Start of Given records

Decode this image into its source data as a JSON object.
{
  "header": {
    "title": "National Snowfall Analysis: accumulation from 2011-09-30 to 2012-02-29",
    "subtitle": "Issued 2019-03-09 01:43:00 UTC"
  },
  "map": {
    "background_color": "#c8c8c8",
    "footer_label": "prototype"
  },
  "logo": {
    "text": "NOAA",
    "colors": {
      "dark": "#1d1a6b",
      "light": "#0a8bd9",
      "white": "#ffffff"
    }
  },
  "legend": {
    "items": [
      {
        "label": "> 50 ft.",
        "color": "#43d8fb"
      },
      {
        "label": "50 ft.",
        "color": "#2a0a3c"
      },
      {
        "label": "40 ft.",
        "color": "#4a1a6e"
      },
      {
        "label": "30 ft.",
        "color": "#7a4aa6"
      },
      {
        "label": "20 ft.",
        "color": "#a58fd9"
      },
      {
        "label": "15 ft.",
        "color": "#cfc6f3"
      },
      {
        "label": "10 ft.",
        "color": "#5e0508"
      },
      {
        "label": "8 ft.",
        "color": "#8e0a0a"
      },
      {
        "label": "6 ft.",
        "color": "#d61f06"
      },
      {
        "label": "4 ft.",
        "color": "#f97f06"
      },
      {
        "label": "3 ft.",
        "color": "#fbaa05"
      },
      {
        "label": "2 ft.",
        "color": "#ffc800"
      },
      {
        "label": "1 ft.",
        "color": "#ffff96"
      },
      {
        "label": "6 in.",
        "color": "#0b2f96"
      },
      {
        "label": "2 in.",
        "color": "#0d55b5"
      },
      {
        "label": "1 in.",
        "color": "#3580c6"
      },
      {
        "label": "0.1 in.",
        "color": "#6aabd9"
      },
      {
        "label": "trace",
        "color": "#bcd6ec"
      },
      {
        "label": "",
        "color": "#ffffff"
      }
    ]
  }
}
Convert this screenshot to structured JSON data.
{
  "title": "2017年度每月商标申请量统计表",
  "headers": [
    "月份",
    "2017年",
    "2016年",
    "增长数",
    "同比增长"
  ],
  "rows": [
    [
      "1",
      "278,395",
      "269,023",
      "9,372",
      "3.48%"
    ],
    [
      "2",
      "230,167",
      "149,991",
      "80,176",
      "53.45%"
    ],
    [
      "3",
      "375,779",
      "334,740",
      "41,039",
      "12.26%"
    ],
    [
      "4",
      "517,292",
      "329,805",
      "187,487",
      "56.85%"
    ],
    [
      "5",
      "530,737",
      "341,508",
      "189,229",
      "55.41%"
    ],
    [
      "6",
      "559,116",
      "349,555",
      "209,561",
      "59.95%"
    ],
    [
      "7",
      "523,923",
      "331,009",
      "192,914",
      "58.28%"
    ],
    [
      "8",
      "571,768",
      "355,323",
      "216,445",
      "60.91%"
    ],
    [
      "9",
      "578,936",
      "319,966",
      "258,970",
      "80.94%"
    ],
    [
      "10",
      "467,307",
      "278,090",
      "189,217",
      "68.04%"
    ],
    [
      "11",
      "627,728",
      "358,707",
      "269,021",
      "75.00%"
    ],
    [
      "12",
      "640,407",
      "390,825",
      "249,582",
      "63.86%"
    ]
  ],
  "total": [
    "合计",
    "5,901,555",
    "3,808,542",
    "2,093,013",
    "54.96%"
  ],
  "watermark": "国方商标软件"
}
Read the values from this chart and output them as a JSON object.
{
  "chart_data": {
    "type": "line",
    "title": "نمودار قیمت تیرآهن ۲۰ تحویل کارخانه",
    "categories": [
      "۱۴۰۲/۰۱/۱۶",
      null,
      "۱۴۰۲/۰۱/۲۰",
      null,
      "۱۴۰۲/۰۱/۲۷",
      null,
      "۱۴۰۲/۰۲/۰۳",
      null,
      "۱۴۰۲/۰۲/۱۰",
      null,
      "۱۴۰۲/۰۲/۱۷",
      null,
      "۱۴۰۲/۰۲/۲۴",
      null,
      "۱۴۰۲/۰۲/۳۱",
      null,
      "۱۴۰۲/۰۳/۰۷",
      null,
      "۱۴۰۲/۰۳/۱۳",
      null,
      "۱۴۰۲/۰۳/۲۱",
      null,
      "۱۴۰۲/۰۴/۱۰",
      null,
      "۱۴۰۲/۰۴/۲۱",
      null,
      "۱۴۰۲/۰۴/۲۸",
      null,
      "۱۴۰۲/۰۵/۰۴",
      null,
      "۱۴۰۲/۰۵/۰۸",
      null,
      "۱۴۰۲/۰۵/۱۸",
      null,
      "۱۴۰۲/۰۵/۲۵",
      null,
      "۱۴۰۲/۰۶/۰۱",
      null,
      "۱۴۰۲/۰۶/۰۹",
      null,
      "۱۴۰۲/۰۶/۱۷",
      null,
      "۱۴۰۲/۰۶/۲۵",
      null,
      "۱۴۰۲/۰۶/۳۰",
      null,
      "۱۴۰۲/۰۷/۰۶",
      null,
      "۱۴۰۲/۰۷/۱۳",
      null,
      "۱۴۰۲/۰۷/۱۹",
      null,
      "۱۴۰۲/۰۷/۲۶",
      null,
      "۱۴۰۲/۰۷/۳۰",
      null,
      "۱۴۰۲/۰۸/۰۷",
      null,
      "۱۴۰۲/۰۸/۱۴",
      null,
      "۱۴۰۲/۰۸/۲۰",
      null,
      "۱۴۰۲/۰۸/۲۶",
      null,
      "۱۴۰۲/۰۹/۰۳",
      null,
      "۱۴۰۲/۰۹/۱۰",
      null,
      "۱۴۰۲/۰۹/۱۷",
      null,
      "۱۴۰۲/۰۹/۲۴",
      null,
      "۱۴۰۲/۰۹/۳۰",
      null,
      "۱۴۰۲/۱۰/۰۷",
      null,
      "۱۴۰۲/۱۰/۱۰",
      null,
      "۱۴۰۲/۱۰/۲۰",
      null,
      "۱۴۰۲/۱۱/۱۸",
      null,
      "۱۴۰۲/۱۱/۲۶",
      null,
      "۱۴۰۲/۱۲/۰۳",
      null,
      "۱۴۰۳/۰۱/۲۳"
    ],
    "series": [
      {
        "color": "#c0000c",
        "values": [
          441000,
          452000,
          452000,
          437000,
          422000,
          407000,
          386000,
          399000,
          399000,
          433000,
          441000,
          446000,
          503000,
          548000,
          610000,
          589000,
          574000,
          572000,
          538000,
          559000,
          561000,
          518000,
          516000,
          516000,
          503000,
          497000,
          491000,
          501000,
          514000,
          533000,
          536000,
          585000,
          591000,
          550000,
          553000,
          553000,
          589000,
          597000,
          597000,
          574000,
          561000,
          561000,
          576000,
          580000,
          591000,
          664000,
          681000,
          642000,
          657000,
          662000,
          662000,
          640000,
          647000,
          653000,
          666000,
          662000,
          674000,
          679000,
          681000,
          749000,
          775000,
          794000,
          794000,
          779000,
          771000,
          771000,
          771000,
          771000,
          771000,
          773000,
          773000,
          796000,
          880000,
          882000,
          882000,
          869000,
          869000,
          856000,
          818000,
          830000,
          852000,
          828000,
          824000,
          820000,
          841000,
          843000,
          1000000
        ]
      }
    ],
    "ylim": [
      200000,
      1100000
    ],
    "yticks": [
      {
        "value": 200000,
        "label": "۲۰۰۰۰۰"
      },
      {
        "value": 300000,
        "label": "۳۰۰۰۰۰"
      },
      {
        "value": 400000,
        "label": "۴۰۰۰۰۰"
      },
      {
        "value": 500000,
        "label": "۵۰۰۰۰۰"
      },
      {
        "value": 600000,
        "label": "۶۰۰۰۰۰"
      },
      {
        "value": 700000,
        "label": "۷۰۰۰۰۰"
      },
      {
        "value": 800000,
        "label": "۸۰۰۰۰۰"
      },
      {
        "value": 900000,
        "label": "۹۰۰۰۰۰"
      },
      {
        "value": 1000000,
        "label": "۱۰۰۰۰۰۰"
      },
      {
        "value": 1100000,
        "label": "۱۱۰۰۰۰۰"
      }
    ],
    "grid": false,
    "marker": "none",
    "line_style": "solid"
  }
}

End of Given records

▶ _Exercise task_
Across all the entries, count the lines that contain the word "JSON" and give the number by itself.

▶ _Completed task_
3